■ GIVEN REQUEST
Check each line of the records for "After"; collect those that have it.

■ INFORMATION PROVIDED
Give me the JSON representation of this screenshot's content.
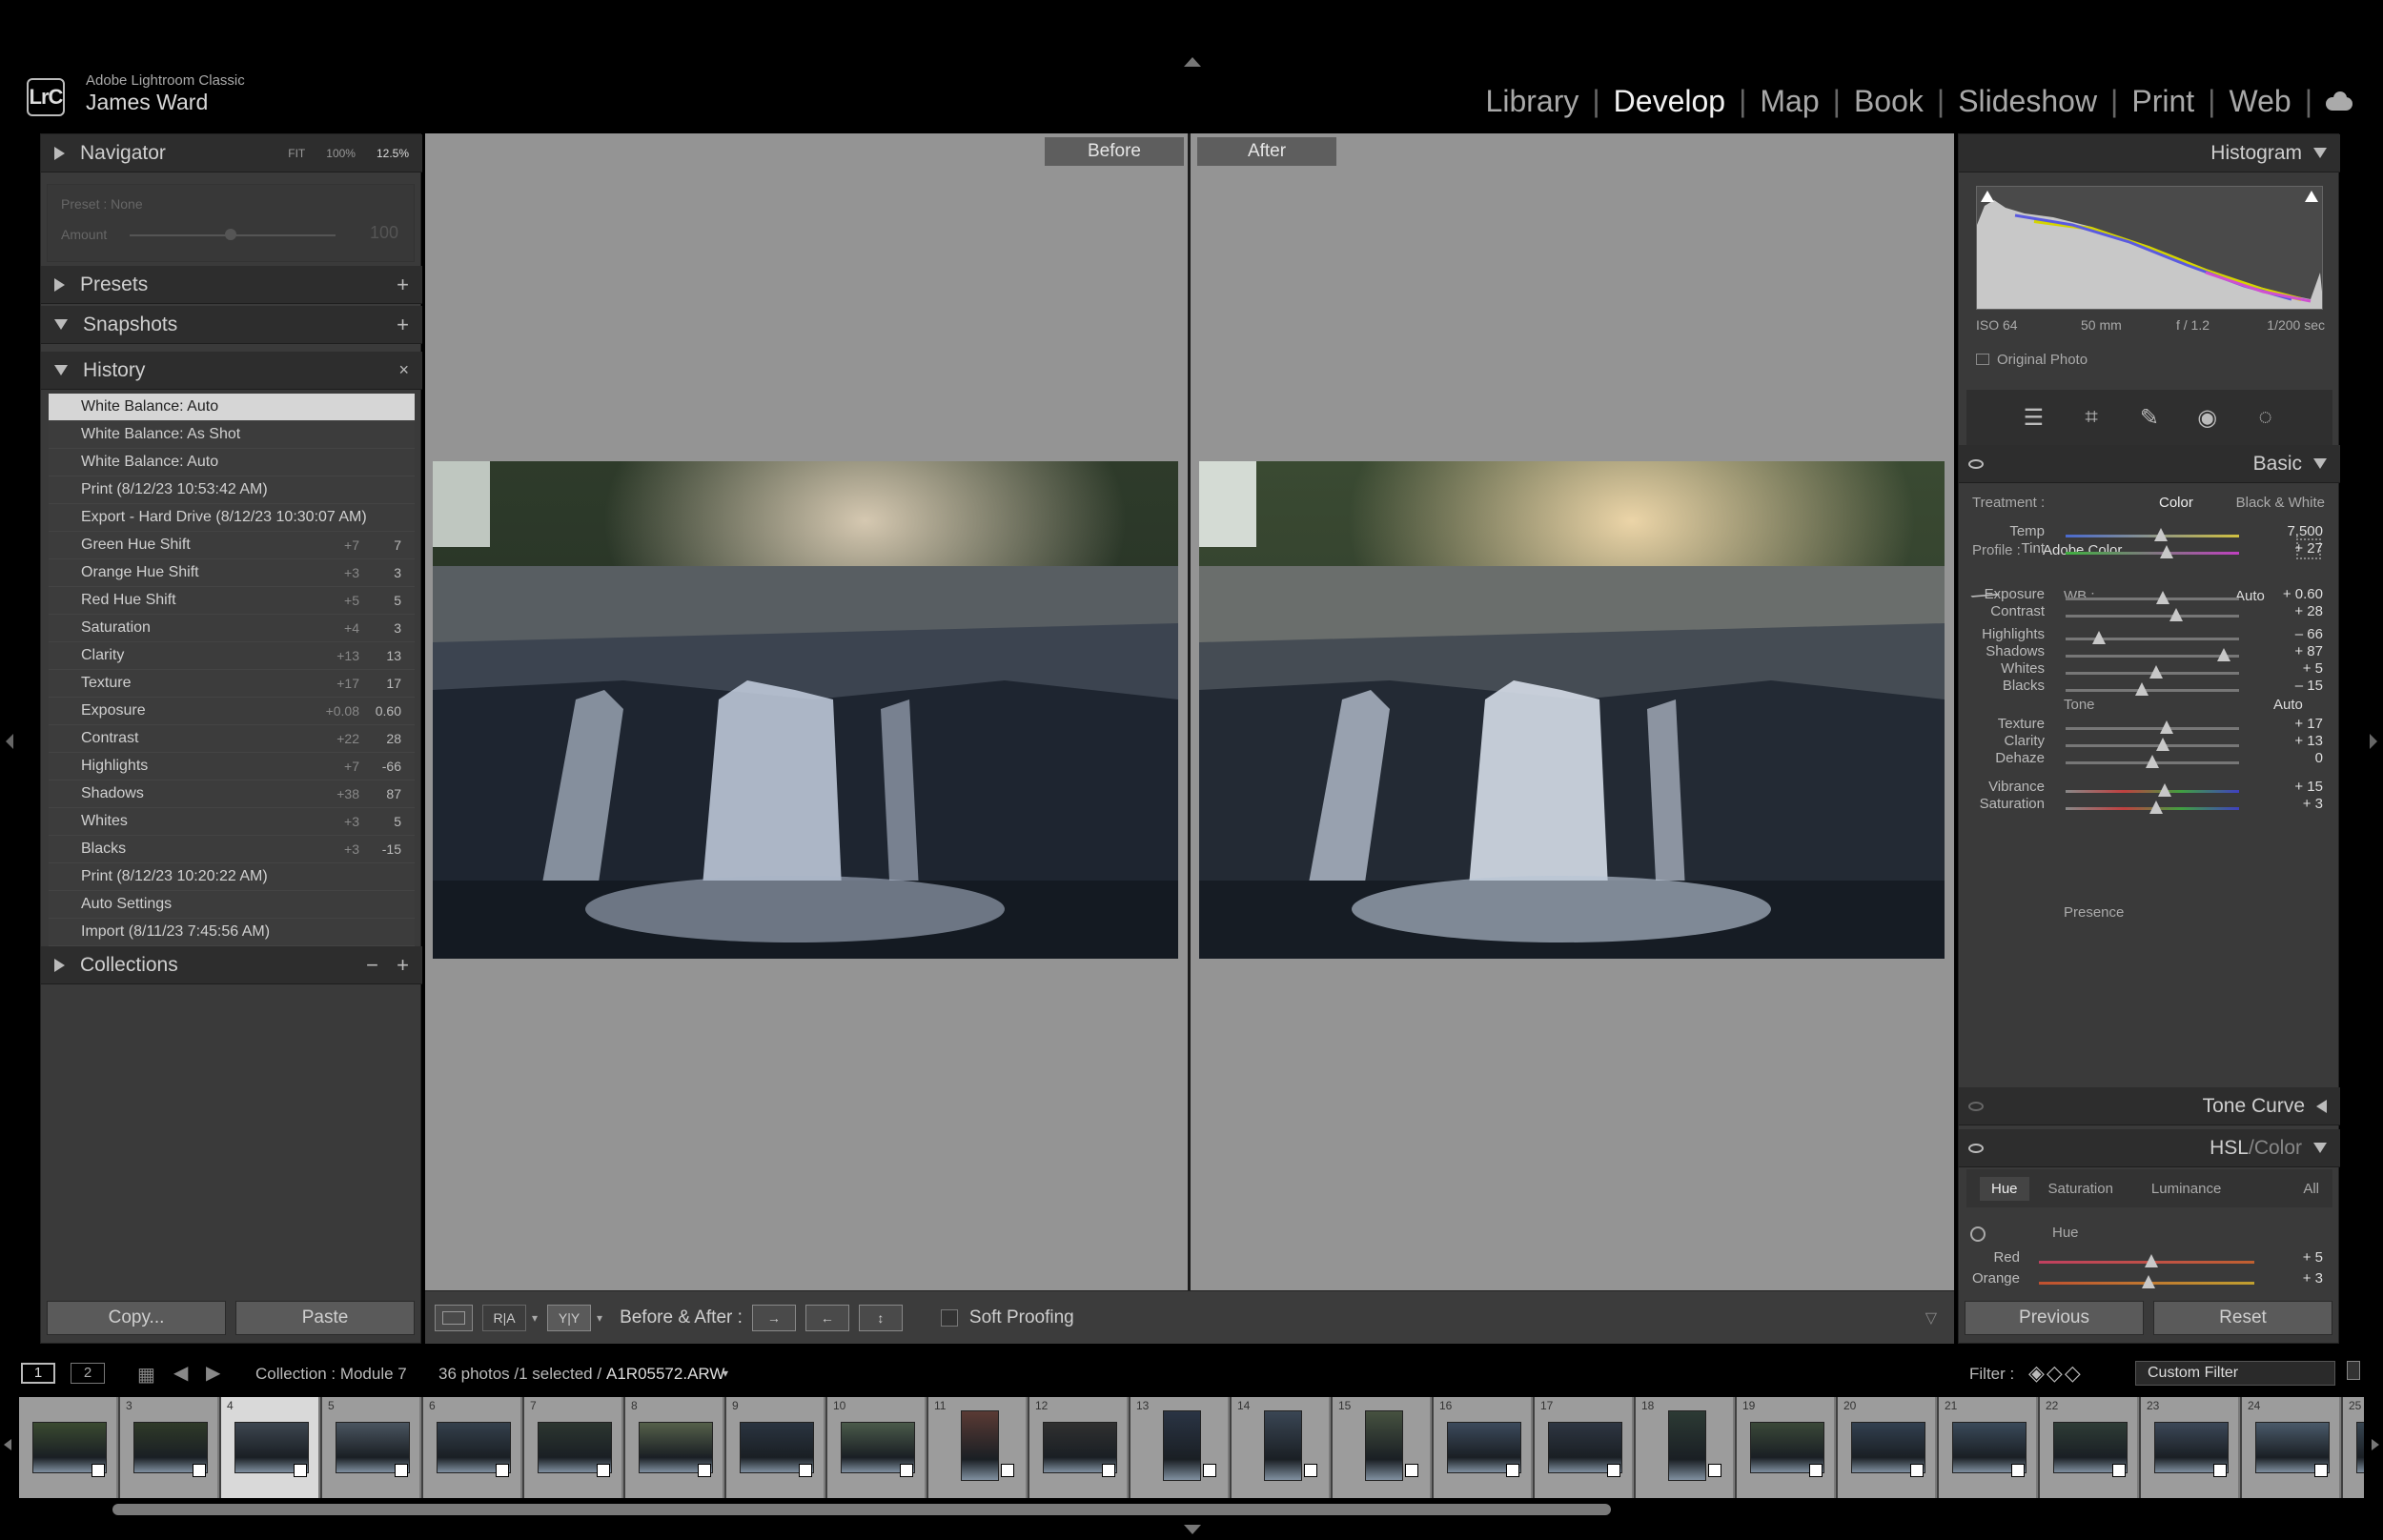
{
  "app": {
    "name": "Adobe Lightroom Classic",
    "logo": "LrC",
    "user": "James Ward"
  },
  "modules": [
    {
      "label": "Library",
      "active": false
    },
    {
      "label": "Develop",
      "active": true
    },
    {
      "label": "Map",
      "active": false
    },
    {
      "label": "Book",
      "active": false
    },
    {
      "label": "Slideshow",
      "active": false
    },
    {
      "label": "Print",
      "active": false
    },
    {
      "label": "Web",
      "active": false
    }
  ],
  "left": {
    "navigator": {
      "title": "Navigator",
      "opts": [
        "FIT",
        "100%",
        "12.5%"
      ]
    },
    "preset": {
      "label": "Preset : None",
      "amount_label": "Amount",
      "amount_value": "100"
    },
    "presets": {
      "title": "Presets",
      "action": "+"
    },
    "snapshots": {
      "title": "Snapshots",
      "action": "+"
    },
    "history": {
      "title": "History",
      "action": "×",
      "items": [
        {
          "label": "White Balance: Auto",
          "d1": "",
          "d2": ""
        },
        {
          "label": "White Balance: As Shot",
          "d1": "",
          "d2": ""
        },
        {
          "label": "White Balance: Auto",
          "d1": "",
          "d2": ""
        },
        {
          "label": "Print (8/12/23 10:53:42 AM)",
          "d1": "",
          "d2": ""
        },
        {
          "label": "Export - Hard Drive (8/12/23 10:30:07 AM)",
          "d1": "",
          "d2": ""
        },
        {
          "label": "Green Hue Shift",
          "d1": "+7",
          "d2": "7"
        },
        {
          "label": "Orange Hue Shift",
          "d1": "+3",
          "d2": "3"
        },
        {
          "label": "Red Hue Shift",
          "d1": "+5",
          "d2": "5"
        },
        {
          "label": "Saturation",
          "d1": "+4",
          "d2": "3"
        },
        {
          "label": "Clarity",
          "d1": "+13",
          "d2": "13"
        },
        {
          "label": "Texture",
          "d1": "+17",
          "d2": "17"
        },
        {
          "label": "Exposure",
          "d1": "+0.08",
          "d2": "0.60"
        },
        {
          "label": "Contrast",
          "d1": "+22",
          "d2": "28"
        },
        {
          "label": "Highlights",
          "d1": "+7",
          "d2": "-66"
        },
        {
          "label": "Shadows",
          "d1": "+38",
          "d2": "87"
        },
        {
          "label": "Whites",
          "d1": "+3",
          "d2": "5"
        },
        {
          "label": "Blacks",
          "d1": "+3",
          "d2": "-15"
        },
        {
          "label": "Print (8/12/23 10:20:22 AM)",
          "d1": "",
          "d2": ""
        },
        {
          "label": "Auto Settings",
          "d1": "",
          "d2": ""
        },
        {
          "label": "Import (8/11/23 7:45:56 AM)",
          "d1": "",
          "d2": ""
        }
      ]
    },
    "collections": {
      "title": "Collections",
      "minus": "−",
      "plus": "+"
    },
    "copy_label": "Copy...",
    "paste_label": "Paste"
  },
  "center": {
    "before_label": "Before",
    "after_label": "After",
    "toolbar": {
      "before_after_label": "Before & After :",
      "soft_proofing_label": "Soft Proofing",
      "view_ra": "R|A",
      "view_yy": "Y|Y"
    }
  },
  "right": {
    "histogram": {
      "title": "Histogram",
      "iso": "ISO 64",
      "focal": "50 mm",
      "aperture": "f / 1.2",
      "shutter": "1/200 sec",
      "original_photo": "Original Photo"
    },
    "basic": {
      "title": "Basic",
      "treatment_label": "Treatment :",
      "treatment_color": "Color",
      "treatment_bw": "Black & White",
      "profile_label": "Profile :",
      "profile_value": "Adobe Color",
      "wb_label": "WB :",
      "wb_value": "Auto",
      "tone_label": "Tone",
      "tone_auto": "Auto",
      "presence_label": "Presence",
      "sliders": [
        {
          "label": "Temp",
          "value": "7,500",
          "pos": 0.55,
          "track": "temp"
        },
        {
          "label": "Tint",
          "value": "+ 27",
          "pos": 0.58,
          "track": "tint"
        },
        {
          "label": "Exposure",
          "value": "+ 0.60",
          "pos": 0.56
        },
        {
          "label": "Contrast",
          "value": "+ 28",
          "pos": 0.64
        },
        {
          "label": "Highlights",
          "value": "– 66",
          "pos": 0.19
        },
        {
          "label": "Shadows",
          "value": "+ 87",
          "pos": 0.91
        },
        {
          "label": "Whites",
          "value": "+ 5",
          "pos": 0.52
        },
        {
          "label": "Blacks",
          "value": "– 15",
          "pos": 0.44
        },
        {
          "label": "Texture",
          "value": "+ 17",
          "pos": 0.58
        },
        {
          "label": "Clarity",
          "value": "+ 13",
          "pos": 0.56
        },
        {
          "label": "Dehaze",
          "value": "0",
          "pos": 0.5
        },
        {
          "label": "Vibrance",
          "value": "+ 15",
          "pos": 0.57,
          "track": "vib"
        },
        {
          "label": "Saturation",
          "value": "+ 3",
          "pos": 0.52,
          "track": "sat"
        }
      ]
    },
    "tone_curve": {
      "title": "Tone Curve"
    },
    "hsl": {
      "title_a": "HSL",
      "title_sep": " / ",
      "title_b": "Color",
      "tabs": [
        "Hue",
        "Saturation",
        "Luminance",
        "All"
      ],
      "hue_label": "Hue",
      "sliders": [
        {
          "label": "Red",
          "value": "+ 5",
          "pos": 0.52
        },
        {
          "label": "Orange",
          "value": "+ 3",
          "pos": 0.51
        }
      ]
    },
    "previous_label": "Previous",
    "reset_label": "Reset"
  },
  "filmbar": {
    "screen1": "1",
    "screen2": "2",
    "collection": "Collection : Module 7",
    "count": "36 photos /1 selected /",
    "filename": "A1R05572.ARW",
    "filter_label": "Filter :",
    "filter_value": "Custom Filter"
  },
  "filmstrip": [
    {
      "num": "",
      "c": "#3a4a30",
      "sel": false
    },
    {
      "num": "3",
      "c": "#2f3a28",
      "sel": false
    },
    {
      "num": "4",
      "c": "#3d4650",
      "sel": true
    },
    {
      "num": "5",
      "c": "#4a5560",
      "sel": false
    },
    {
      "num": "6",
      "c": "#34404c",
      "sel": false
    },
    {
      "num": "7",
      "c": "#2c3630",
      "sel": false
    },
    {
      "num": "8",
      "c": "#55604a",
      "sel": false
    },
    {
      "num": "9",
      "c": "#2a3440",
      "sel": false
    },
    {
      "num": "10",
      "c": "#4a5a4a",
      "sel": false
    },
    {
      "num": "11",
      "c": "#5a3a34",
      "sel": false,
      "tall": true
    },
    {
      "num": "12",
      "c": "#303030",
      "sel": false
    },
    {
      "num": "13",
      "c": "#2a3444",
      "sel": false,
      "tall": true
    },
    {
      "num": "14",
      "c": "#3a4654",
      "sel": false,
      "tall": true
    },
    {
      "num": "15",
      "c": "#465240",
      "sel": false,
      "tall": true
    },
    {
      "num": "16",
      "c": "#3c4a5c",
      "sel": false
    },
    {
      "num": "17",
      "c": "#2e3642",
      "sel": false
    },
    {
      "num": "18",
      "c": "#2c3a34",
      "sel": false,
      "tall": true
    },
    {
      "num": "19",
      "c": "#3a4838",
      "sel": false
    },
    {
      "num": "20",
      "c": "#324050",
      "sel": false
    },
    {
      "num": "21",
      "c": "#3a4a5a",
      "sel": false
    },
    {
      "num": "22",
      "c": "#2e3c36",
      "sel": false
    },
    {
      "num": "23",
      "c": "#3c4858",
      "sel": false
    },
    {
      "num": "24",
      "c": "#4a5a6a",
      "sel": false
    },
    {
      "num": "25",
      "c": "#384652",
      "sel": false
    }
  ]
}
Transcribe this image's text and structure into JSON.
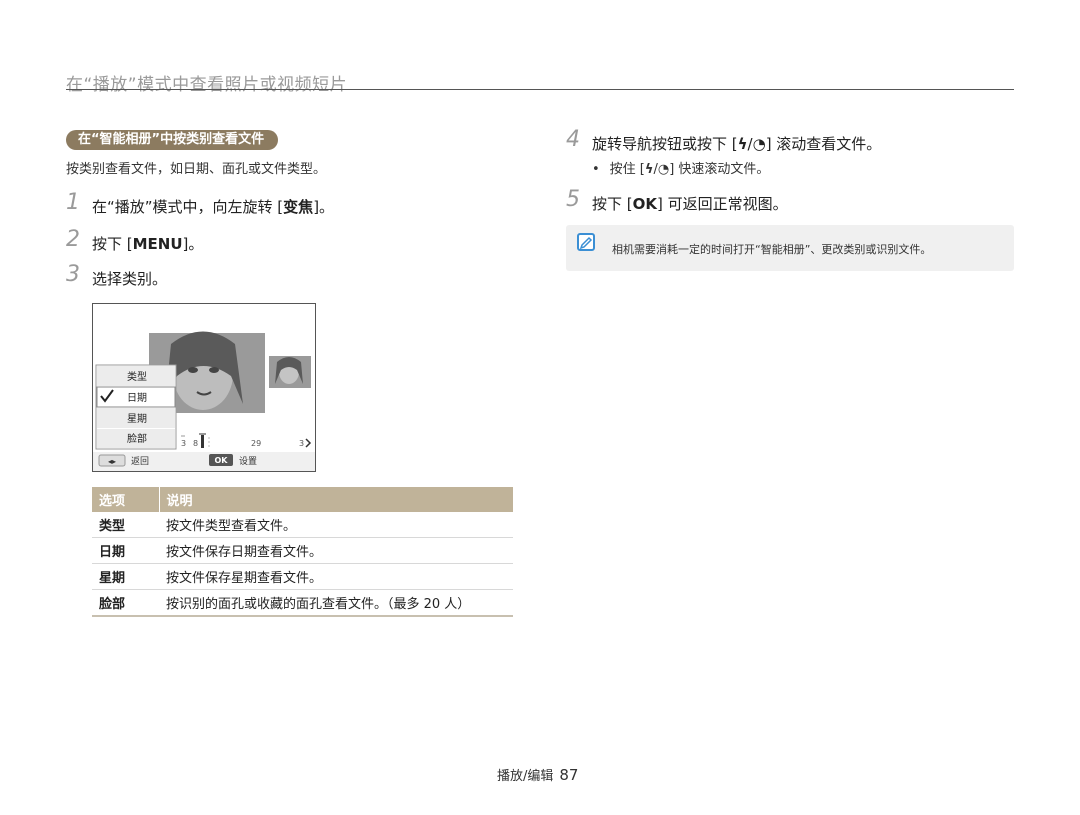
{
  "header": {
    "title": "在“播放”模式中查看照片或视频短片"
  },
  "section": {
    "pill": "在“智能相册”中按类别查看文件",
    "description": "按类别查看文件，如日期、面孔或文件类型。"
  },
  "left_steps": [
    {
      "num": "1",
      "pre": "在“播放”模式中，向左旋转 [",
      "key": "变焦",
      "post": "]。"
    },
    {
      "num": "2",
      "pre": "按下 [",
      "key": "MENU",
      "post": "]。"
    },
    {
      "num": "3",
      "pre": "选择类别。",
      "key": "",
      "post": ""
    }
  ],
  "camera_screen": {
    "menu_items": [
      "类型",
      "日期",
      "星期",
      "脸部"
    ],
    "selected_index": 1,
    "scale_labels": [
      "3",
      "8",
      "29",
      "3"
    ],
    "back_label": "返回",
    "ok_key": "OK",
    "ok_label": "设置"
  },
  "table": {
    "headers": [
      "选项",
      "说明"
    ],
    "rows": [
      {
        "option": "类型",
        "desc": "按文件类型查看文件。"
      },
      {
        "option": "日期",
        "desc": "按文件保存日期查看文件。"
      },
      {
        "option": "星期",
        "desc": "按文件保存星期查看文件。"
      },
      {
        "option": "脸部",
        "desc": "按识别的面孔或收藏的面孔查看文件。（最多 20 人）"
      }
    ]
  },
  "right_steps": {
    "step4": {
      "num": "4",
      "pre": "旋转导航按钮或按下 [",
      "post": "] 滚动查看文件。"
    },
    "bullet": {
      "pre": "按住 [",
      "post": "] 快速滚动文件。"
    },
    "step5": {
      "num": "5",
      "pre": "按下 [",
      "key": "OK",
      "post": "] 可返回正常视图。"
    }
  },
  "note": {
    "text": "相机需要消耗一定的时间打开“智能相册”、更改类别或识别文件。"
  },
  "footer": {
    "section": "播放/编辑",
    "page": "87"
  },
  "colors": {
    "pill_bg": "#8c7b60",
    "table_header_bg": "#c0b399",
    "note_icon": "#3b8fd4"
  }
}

■ SOLUTION FOR THIS PROBLEM
    "after_label": "After",
      "before_after_label": "Before & After :",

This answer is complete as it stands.